━━ DATA IN THIS EXERCISE

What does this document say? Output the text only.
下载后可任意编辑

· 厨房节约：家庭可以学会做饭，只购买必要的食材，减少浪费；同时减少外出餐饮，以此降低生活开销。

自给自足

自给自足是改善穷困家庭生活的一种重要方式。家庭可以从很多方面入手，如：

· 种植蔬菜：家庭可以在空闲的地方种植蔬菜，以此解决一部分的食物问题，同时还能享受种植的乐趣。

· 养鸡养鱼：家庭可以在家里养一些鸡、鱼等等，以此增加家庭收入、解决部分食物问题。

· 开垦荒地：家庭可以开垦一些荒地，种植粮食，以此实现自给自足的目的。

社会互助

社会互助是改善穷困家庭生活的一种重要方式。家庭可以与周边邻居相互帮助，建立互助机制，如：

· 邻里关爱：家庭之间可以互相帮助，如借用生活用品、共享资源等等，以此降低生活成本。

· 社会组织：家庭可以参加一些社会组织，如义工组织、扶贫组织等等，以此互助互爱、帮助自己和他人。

━━━━

**GIVEN EXERCISE**
Copy out the material word for word and line for line.

**FULL SOLUTION**
What does this document say? Output the text only.
下载后可任意编辑

· 厨房节约：家庭可以学会做饭，只购买必要的食材，减少浪费；同时减少外出餐饮，以此降低生活开销。

自给自足

自给自足是改善穷困家庭生活的一种重要方式。家庭可以从很多方面入手，如：

· 种植蔬菜：家庭可以在空闲的地方种植蔬菜，以此解决一部分的食物问题，同时还能享受种植的乐趣。

· 养鸡养鱼：家庭可以在家里养一些鸡、鱼等等，以此增加家庭收入、解决部分食物问题。

· 开垦荒地：家庭可以开垦一些荒地，种植粮食，以此实现自给自足的目的。

社会互助

社会互助是改善穷困家庭生活的一种重要方式。家庭可以与周边邻居相互帮助，建立互助机制，如：

· 邻里关爱：家庭之间可以互相帮助，如借用生活用品、共享资源等等，以此降低生活成本。

· 社会组织：家庭可以参加一些社会组织，如义工组织、扶贫组织等等，以此互助互爱、帮助自己和他人。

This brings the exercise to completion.